Items listed in a dataset:
......
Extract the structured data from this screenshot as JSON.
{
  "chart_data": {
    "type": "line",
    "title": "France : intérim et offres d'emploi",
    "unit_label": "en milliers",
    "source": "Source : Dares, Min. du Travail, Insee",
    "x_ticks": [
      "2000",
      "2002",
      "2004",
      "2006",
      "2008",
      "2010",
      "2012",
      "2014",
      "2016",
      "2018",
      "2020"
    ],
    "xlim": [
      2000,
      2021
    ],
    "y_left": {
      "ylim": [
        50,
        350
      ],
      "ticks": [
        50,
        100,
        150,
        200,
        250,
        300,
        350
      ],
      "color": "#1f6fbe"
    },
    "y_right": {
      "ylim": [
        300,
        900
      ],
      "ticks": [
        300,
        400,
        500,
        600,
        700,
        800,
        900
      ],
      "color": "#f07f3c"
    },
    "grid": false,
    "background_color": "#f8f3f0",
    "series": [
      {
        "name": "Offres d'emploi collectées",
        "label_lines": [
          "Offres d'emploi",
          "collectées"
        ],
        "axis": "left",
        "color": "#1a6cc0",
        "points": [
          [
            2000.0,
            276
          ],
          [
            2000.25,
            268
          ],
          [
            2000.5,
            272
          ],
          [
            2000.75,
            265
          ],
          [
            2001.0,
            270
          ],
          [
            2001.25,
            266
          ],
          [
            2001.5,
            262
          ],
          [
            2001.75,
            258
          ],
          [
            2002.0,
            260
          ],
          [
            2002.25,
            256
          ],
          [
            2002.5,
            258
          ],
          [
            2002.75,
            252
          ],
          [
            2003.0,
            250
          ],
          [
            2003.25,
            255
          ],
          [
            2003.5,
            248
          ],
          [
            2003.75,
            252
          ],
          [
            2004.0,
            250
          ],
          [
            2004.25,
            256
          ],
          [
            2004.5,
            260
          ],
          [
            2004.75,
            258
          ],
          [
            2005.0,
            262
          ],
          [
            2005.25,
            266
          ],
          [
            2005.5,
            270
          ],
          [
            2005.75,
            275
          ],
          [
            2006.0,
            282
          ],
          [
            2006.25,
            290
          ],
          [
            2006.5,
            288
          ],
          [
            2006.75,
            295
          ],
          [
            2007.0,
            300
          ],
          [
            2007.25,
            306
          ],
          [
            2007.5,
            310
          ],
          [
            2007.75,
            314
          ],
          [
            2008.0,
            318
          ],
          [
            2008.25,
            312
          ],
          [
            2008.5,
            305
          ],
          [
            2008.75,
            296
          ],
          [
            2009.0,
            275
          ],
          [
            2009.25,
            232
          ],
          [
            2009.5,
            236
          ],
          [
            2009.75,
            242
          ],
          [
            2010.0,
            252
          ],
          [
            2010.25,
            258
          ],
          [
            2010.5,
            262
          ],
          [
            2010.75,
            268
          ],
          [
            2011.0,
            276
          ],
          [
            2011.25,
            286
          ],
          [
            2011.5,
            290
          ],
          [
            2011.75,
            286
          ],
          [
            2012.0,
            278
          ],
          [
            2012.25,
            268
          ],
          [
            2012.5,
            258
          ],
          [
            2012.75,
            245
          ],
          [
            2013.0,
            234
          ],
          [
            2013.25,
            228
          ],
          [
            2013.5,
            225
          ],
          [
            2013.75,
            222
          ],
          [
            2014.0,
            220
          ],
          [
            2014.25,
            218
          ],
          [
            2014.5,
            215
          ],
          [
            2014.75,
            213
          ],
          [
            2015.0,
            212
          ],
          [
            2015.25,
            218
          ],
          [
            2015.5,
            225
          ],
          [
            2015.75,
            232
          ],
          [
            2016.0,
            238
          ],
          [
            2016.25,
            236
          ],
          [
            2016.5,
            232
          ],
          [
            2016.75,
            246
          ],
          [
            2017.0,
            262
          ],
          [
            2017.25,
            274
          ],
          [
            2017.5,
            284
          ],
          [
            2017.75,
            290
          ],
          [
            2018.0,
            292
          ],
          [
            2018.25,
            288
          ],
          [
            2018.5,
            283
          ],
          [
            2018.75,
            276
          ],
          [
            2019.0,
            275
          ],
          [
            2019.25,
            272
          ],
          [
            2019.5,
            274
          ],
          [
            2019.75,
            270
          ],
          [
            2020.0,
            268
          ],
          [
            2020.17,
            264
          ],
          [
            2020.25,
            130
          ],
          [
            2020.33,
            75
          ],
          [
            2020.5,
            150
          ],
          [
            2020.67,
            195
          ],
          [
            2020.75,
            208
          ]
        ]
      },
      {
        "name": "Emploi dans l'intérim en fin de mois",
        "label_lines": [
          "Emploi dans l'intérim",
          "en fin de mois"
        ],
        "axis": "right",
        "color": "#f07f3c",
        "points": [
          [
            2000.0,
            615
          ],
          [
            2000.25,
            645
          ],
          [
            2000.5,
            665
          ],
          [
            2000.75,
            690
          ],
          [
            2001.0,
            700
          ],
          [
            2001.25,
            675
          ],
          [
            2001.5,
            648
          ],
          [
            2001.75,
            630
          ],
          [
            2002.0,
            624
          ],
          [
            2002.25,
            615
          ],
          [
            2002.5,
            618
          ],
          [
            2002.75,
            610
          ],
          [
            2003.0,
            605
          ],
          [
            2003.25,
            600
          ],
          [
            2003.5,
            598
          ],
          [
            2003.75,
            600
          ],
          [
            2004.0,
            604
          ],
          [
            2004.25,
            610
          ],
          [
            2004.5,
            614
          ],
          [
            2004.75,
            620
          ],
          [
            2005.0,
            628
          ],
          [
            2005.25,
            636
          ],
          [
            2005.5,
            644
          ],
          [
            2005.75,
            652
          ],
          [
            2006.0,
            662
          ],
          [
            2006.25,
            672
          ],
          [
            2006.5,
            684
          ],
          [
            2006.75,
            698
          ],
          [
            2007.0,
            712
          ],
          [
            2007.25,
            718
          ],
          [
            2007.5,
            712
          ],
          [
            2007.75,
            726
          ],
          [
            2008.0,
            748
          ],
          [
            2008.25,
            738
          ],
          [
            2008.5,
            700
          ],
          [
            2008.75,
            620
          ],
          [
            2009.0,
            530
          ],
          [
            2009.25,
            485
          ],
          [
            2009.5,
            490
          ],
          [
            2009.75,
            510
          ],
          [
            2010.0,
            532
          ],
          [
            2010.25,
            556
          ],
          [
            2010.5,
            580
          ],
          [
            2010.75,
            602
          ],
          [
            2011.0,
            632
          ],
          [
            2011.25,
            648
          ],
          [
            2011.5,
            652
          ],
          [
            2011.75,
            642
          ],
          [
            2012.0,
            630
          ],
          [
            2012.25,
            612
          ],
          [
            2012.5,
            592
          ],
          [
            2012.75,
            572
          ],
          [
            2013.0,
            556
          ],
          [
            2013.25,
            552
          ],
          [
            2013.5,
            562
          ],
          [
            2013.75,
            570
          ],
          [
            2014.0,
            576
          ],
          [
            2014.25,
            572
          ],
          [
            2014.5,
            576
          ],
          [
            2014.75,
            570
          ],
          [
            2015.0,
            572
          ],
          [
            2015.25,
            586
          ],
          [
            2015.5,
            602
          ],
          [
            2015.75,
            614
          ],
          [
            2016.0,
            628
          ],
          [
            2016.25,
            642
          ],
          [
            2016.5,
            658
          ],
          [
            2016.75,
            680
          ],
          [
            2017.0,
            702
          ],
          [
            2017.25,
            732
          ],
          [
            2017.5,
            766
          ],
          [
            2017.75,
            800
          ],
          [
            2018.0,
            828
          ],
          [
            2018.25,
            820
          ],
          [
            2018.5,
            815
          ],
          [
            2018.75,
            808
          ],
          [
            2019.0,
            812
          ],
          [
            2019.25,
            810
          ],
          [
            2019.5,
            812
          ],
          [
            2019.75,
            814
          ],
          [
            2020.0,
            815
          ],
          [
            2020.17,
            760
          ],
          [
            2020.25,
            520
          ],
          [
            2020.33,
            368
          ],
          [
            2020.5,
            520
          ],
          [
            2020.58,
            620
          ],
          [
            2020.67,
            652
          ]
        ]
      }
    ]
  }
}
......
Task brief: Go through the records and show every line with the string "name" in it.

The answer:
        "name": "Offres d'emploi collectées",
        "name": "Emploi dans l'intérim en fin de mois",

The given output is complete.